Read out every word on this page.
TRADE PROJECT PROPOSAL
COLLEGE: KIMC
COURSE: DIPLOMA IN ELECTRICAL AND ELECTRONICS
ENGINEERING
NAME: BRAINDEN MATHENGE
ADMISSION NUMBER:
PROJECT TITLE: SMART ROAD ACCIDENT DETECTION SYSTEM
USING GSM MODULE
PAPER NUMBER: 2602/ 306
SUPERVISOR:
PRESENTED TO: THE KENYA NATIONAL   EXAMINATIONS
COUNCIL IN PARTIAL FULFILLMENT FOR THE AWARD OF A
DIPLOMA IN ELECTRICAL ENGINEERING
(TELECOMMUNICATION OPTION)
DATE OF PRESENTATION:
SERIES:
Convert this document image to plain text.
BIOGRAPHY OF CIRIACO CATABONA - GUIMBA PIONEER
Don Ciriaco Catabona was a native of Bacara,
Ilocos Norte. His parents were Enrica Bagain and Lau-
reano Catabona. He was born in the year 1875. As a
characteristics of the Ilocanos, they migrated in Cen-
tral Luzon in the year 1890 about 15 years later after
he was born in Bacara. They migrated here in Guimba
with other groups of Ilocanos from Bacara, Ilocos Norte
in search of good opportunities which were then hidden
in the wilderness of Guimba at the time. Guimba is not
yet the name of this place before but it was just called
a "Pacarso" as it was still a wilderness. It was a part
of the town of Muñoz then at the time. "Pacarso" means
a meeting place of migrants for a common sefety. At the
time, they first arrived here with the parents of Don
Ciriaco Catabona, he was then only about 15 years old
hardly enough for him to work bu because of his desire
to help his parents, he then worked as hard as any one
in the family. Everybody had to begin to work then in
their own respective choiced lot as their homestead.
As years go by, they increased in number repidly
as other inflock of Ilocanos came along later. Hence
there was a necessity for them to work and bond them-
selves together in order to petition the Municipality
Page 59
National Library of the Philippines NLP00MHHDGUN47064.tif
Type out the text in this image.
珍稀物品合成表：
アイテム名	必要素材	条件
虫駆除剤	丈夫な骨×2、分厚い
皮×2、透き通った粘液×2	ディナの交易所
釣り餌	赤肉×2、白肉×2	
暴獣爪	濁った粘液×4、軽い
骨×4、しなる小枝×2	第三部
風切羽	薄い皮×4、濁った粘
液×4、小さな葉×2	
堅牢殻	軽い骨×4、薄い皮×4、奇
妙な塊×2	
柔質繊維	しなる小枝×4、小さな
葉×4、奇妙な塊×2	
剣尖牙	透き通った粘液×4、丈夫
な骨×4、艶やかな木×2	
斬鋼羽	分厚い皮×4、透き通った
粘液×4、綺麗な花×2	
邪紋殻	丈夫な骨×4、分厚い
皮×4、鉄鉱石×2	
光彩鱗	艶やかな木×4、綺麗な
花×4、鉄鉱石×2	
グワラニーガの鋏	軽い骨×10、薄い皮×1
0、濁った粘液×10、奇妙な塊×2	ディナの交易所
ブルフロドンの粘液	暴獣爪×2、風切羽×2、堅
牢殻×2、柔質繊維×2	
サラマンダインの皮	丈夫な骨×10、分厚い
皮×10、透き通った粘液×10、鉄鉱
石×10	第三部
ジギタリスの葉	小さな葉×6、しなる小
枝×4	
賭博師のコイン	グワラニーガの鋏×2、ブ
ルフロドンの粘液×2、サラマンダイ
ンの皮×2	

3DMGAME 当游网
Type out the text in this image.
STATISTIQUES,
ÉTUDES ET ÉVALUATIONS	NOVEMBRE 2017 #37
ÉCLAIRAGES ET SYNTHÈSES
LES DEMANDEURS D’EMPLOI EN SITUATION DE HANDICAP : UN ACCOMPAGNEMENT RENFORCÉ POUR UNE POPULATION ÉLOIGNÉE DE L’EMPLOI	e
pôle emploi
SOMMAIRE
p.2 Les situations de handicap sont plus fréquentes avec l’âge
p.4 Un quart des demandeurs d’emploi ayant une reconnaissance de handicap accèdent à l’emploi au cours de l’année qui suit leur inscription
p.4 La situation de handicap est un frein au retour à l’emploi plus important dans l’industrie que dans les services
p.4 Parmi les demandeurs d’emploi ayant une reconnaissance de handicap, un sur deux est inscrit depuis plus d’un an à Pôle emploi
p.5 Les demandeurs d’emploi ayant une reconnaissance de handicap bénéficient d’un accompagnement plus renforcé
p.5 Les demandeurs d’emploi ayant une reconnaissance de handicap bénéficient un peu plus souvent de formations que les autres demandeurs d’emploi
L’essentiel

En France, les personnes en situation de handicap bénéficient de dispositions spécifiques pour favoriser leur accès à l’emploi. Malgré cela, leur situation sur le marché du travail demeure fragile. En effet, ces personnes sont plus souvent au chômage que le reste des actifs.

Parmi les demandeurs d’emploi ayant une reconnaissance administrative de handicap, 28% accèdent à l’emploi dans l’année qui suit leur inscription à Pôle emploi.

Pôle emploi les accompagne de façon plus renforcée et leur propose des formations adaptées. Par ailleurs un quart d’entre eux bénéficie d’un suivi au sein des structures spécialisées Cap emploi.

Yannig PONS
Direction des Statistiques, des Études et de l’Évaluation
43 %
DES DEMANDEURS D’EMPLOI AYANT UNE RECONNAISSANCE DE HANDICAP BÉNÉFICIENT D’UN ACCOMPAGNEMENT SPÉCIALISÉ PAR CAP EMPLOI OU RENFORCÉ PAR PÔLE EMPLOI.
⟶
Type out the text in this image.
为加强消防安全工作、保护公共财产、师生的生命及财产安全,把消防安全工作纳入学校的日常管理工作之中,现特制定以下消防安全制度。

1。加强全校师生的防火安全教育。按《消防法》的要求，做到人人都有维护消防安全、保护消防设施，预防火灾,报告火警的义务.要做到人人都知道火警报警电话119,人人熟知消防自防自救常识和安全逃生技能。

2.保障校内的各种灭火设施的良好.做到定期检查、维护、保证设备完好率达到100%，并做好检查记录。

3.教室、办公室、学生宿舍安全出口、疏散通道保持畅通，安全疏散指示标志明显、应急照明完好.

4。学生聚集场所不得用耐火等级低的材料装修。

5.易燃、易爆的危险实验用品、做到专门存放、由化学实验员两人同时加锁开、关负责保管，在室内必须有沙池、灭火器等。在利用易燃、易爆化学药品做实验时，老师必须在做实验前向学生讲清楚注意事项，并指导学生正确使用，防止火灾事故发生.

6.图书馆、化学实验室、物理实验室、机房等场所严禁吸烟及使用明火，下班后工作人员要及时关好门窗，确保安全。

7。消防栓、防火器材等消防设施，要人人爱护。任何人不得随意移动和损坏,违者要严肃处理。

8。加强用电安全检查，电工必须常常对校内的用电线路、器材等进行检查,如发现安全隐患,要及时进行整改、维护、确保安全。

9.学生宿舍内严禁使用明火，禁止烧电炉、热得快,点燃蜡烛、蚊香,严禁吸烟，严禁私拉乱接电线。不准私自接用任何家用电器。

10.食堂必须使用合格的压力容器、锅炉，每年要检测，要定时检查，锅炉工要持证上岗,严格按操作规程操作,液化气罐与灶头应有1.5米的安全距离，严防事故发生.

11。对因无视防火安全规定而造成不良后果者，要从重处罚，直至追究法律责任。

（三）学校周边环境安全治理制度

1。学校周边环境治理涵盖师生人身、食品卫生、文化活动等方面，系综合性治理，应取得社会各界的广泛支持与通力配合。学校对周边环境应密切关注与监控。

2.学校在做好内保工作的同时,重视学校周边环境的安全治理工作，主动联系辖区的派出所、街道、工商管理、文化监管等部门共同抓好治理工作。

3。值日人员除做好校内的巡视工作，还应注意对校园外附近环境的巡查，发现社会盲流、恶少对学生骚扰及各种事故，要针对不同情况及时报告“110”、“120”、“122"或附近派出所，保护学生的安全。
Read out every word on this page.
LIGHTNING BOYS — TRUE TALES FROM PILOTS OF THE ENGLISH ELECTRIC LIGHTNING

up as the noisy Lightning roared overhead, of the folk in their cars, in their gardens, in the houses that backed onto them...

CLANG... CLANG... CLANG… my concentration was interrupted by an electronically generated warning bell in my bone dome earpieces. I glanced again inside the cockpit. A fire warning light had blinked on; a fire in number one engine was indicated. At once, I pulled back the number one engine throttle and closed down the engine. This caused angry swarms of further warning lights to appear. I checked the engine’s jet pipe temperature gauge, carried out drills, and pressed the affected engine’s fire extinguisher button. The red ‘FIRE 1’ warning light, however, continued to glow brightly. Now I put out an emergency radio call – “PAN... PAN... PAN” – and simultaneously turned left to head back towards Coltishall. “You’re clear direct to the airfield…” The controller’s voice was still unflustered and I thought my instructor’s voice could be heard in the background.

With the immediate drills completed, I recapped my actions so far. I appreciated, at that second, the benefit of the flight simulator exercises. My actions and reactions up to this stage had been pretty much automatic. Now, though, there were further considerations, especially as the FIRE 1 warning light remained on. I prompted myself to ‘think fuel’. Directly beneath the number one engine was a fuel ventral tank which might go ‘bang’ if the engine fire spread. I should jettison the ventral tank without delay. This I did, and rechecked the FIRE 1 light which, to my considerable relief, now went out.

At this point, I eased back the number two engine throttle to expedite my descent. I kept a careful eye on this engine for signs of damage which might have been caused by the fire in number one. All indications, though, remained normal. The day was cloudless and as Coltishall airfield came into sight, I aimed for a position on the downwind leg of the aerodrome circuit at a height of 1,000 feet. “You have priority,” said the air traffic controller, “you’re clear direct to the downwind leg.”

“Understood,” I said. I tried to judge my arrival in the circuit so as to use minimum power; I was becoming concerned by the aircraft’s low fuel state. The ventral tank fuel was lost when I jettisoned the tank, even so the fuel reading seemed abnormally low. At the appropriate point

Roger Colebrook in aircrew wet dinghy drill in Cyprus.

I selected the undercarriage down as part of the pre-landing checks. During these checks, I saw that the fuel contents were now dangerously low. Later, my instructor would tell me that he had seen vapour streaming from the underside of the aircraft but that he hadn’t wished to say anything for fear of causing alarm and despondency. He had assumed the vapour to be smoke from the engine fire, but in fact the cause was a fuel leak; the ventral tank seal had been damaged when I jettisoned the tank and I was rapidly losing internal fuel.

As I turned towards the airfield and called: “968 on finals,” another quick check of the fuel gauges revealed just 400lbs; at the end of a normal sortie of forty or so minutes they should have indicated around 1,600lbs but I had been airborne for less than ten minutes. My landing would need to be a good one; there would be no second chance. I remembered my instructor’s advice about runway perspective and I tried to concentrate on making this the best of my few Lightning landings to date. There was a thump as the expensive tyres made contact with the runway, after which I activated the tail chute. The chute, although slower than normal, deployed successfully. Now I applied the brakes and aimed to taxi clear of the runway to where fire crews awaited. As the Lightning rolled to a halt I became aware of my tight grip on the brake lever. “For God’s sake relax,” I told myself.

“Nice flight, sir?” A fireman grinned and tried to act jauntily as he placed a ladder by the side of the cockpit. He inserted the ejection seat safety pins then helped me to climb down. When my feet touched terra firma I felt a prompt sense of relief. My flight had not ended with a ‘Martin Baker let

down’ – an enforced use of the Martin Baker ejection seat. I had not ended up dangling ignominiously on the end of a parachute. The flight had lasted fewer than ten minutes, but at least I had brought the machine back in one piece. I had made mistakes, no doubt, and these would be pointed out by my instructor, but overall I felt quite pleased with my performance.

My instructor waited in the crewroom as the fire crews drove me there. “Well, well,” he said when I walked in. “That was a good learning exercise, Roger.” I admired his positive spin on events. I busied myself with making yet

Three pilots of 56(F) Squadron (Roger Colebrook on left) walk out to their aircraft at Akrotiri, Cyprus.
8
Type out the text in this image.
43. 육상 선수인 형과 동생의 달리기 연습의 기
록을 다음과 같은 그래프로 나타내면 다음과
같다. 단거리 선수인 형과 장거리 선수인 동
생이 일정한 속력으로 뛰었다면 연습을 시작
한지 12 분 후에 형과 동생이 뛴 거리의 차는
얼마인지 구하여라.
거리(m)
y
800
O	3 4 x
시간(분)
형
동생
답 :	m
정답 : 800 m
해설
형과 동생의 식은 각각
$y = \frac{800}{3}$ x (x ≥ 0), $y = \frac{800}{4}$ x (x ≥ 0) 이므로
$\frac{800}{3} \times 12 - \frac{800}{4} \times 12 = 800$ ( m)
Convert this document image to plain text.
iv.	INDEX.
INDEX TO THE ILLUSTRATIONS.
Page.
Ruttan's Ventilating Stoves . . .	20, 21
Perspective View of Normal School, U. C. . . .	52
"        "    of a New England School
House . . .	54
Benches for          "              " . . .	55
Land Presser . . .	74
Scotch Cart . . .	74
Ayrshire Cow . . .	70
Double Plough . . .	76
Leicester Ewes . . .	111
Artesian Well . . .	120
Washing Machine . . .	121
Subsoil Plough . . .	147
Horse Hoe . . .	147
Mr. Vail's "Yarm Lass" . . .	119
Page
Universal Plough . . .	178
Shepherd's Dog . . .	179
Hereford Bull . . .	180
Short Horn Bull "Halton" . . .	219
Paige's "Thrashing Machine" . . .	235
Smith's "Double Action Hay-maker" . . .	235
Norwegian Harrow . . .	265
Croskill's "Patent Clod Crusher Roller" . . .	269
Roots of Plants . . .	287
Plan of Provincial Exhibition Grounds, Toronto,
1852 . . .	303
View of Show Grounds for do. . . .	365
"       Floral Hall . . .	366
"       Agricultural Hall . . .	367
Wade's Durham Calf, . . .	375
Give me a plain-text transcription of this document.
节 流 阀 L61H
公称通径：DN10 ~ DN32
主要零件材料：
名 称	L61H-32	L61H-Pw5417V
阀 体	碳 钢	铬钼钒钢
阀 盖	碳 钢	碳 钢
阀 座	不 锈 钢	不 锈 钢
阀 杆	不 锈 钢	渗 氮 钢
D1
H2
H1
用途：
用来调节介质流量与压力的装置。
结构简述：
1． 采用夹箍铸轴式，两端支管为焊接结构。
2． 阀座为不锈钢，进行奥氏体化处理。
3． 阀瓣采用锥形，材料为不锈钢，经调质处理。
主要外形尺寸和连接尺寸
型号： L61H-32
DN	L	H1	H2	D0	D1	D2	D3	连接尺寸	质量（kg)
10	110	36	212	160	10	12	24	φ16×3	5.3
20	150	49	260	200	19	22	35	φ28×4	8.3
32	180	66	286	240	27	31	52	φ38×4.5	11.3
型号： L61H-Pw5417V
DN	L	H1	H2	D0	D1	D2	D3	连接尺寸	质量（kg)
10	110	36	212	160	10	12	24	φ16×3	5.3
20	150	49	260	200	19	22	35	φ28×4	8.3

Task
Going through the data, tally the lines containing "frac" and report only the result.

Complete output
2